▸ TASK
List each line of the data in which the string "JSON" appears.

[Chart and figure data]
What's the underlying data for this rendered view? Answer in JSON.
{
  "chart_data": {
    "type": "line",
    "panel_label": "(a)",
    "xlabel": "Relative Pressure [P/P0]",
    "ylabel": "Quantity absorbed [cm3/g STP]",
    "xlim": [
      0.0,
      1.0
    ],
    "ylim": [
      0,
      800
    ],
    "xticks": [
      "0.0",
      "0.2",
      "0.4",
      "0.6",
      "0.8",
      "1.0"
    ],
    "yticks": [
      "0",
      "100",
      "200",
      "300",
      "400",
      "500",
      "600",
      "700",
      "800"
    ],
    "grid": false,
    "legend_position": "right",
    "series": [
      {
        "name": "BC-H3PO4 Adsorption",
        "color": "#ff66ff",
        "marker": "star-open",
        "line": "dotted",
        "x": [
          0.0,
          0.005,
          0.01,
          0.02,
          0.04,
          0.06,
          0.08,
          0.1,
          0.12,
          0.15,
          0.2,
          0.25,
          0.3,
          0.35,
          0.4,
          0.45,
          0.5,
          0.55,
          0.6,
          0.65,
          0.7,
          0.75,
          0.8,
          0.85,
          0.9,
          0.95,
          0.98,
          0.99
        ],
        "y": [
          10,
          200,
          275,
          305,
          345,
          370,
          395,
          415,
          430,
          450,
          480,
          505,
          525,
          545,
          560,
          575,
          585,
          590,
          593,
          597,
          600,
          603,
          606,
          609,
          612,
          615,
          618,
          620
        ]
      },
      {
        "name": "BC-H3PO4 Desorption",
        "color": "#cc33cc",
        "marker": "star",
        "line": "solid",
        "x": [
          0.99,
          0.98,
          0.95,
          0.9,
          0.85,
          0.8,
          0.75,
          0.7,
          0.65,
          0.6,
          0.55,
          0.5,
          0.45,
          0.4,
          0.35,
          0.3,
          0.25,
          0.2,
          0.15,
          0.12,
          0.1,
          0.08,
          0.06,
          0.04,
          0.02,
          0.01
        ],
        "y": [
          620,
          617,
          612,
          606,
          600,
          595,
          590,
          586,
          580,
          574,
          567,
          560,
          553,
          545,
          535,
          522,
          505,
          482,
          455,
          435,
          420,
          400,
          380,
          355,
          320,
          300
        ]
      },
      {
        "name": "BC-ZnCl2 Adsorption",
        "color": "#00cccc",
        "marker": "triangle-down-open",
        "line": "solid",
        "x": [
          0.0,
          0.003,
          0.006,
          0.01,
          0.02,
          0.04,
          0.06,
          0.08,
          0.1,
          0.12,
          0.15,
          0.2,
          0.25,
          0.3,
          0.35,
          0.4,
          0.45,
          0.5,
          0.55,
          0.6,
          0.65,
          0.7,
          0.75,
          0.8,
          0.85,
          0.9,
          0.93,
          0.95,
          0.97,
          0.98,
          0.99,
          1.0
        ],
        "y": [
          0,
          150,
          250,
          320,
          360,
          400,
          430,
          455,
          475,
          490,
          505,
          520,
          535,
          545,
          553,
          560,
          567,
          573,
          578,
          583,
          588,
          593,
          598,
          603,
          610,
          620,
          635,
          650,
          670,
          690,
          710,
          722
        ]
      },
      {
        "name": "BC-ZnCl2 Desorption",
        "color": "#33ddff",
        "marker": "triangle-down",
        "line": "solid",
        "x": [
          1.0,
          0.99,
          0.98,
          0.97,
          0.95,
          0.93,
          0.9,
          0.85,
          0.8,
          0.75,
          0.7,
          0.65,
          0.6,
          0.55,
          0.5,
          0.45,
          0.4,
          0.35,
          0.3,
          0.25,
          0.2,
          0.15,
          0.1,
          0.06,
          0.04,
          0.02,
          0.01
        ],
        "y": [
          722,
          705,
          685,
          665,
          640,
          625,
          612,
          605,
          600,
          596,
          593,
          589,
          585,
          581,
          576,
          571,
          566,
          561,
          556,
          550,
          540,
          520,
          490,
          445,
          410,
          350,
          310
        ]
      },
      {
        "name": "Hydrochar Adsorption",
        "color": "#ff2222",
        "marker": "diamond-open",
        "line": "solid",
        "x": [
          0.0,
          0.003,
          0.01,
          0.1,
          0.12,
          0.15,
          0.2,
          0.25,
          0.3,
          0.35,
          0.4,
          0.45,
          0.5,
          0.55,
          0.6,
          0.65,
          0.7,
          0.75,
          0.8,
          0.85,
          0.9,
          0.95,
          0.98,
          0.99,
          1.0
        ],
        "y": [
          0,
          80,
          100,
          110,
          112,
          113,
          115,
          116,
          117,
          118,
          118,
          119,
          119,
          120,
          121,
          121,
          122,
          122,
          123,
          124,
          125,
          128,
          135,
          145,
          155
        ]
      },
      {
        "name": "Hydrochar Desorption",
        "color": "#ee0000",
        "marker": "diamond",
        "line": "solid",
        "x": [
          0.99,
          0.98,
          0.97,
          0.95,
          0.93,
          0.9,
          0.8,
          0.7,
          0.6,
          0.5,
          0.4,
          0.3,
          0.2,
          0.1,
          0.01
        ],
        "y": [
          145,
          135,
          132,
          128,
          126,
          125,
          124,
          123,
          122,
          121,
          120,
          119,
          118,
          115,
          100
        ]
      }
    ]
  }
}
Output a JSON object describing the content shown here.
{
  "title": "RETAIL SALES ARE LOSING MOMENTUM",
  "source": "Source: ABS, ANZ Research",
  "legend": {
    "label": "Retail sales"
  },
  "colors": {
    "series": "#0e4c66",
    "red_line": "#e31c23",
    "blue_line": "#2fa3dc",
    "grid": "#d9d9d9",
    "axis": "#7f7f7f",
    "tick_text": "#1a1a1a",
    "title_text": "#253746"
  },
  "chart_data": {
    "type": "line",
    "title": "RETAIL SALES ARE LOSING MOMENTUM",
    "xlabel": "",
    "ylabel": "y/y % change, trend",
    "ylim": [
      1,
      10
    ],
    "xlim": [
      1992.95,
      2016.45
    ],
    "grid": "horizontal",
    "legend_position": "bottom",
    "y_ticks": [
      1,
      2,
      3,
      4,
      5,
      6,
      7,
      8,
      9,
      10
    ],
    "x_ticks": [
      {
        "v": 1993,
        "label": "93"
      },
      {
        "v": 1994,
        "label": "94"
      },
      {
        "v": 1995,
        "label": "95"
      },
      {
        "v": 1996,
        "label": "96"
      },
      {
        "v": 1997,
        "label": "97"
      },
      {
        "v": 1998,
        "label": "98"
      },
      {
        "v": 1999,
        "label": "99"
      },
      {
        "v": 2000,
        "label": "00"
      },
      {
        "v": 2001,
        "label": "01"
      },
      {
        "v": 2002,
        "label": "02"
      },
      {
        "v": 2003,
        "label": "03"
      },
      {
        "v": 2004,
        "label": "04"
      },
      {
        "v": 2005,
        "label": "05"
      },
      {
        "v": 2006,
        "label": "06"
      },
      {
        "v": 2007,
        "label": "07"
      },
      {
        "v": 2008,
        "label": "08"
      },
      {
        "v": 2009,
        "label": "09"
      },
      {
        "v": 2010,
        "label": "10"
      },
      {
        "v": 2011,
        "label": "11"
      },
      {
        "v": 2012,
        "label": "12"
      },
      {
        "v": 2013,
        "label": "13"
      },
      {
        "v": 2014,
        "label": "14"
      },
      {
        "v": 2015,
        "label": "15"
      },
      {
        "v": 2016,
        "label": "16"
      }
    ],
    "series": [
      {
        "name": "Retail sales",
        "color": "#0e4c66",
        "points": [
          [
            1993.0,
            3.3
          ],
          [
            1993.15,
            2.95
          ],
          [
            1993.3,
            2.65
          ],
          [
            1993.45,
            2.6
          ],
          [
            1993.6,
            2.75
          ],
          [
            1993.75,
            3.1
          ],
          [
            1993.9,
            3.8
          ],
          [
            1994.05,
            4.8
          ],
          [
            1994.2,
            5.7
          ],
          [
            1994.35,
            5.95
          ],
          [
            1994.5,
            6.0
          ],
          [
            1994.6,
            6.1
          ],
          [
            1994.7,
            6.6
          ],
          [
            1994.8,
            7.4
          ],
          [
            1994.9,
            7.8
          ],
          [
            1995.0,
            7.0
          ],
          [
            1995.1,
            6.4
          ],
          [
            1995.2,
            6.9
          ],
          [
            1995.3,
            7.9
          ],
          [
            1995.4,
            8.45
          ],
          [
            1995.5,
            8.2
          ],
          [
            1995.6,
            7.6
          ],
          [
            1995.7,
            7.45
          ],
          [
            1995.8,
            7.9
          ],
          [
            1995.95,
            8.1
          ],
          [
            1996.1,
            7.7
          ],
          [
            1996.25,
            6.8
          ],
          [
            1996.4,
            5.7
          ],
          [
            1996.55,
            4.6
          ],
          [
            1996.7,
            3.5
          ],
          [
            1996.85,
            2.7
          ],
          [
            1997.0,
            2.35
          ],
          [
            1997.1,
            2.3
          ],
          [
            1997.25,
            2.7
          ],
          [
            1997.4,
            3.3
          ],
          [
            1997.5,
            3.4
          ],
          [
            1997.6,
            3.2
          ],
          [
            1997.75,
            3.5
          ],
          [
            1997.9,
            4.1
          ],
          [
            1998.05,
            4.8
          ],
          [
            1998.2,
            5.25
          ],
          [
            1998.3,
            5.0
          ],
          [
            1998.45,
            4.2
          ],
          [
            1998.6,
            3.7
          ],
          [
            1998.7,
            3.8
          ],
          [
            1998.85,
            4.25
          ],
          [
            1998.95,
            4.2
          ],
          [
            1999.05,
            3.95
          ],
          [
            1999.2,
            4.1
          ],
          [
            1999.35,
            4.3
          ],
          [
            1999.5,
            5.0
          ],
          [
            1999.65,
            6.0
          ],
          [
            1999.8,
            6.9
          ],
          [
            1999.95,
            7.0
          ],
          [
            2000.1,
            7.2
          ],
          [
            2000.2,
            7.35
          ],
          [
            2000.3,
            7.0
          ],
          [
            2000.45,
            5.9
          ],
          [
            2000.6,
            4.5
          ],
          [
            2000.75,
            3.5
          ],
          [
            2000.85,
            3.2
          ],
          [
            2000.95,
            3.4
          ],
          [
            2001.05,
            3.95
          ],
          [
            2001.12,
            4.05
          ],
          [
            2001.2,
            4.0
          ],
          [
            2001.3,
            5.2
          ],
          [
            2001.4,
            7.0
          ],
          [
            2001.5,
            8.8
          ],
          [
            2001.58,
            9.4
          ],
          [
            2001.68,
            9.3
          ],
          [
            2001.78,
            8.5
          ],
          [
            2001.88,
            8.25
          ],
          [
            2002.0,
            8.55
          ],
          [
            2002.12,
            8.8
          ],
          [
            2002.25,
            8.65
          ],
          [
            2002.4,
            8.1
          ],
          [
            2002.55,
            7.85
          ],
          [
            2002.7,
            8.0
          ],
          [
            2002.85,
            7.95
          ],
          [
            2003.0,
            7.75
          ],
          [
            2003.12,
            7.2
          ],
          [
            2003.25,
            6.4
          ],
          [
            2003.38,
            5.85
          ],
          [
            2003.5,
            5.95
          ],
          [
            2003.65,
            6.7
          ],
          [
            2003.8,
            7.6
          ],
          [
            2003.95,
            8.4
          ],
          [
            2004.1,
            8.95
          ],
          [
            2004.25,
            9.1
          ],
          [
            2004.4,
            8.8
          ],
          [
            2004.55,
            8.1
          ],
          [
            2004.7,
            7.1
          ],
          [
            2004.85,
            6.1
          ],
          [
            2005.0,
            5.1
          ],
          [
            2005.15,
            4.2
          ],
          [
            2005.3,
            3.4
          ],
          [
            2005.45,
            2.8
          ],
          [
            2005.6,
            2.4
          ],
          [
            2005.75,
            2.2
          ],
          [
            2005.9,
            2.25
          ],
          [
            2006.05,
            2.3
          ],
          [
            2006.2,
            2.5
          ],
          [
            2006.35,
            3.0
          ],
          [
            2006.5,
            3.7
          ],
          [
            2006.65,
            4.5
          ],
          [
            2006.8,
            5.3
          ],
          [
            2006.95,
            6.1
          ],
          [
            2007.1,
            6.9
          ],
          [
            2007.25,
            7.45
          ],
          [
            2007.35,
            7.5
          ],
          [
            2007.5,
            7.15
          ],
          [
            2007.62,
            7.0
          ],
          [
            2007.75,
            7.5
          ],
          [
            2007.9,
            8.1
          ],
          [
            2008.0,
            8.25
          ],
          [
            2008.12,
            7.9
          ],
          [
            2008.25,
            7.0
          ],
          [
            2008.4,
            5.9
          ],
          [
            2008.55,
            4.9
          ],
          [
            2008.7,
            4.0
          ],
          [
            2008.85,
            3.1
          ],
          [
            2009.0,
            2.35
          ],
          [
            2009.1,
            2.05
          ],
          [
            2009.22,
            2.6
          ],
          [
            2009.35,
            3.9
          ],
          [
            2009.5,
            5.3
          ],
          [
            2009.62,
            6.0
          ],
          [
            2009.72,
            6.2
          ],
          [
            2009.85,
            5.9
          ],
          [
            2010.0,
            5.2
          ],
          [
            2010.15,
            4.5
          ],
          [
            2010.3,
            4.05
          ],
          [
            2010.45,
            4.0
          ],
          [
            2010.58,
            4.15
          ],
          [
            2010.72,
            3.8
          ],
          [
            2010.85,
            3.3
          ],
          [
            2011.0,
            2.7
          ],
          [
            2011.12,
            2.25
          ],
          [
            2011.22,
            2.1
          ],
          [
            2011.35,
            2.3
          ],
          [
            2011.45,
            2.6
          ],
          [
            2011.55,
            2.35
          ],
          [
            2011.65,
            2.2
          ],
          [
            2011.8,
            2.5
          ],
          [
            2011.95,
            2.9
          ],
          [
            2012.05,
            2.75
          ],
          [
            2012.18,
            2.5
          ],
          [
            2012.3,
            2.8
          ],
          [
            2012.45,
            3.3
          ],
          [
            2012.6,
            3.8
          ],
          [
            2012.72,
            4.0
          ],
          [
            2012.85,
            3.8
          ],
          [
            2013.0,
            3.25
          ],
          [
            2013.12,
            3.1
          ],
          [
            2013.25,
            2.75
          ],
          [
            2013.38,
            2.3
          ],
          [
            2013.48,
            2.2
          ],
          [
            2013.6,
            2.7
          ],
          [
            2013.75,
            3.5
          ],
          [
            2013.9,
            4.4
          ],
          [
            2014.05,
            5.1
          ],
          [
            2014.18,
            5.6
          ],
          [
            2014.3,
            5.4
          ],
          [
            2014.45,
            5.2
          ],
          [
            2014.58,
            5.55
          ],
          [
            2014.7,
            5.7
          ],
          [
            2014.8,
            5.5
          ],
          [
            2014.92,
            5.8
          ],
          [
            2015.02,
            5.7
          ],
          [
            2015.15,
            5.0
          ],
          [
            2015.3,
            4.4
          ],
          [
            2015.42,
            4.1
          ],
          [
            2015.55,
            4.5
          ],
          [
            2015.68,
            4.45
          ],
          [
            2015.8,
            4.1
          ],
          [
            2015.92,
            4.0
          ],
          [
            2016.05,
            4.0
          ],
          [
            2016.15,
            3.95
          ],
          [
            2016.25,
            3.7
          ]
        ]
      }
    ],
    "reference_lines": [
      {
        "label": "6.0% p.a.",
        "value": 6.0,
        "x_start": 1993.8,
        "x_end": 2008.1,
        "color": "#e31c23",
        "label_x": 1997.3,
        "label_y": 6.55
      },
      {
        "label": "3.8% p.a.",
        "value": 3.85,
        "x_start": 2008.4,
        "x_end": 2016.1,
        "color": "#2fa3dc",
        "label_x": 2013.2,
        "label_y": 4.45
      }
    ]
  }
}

▸ TASK OUTPUT
What's the underlying data for this rendered view? Answer in JSON.
Output a JSON object describing the content shown here.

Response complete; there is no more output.